* _EXTRACT TO READ_:
Chinook Energy Inc. reported consolidated earnings and production results for the first quarter ended March 31, 2017. For the quarter, the company reported petroleum & natural gas revenues, net of royalties of $6,838,000 against $7,244,000 a year ago. Adjusted funds from operations was $2,036,000 or $0.01 per basic and diluted share against adjusted funds outflow from operations was $2,890,000 or $0.01 per basic and diluted share a year ago. Net income was $10,422,000 or $0.05 per basic and diluted share against loss of $12,775,000 or $0.06 per basic and diluted share a year ago. Capital expenditures was $8,823,000 against $3,026,000 a year ago. Net surplus was $25,622,000 against $20,180,000 a year ago. The increase in adjusted funds from operations resulted from higher commodity benchmark prices, realized gains on a commodity price contract and a lower cash-based cost structure for Montney focused operations. The increase in net income reflects higher commodity prices, a lower cost structure associated with transition to a pure Montney play in addition to a $10.9 million gain on the disposition of non-core properties and a $1.7 million gain on commodity price contracts.

* _TASKS TO CARRY OUT_:
(a) Read the Chinook Energy earnings report and decide whether each statement below agrees with it. Answer yes or no for each, and quote the exact words from the report that settle it.
(i) Petroleum and natural gas revenues, net of royalties, were higher than a year ago.
(ii) Capital expenditures went up compared with a year ago.
(iii) The rise in net income included a gain from selling non-core properties.
(b) Write the next part of the Chinook Energy earnings report, picking up after its last sentence.

Document layout analysis data
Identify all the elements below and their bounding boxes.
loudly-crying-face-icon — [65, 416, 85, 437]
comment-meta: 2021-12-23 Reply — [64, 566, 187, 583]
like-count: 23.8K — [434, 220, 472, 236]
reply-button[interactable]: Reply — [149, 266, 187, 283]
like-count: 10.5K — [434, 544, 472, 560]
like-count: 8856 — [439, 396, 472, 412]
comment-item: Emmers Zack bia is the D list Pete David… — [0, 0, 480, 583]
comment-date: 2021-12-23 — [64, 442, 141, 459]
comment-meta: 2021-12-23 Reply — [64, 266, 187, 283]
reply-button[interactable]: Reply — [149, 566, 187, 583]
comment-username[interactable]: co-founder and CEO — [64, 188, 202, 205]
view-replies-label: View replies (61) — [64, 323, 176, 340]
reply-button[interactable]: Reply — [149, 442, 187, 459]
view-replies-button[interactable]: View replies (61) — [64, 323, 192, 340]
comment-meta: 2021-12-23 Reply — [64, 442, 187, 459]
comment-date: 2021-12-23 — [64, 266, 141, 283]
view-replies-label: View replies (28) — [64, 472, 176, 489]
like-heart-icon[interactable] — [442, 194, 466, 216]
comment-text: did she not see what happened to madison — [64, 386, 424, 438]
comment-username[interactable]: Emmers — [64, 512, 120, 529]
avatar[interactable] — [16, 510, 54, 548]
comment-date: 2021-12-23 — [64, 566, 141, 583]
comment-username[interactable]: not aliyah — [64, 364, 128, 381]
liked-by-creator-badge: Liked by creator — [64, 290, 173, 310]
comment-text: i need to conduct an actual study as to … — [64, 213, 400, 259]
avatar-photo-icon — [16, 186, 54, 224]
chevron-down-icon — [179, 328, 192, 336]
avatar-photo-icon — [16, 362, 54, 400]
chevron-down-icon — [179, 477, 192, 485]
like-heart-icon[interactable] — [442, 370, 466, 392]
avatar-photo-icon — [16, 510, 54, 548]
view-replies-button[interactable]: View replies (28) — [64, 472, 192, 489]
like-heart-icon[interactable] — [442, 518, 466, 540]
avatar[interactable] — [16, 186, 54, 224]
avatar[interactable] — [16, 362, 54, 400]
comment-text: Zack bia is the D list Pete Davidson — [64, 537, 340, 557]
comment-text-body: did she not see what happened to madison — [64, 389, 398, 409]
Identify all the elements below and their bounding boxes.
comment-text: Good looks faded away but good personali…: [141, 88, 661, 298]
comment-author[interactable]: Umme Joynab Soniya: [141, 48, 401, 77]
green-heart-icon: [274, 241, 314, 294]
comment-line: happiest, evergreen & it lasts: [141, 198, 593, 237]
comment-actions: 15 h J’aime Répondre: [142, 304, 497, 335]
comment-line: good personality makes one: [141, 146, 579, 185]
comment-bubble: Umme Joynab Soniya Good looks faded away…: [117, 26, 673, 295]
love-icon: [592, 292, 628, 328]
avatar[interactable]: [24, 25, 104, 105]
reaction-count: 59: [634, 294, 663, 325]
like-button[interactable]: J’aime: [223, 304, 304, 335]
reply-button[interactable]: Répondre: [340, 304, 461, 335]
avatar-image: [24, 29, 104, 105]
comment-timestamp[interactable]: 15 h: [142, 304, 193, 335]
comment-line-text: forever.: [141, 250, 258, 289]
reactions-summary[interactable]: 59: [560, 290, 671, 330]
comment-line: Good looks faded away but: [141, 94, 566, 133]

* _ANSWERS BY ITEM_:
(a)
(i) No: "$6,838,000 against $7,244,000 a year ago"
(ii) Yes: "Capital expenditures was $8,823,000 against $3,026,000 a year ago."
(iii) Yes: "a $10.9 million gain on the disposition of non-core properties"

(b)
For the quarter, the company reported production of crude oil of 29 bbl/d against 817 bbl/d a year ago. Natural gas liquids was 482 boe/d against 733 boe/d a year ago. Natural gas was 18,022 mcf/d against 25,215 mcf/d a year ago. Average daily production was 3,514 boe/d against 5,753 a year ago.

The company is maintaining previously announced production guidance for 2017. The company expects average production of 4,200 boe/d to 4,300 boe/d, exit production of 6,300 boe/d against 6,500 boe/d a year ago and capital expenditures of $40 million and net surplus as at December 31, 2017 of $2 million.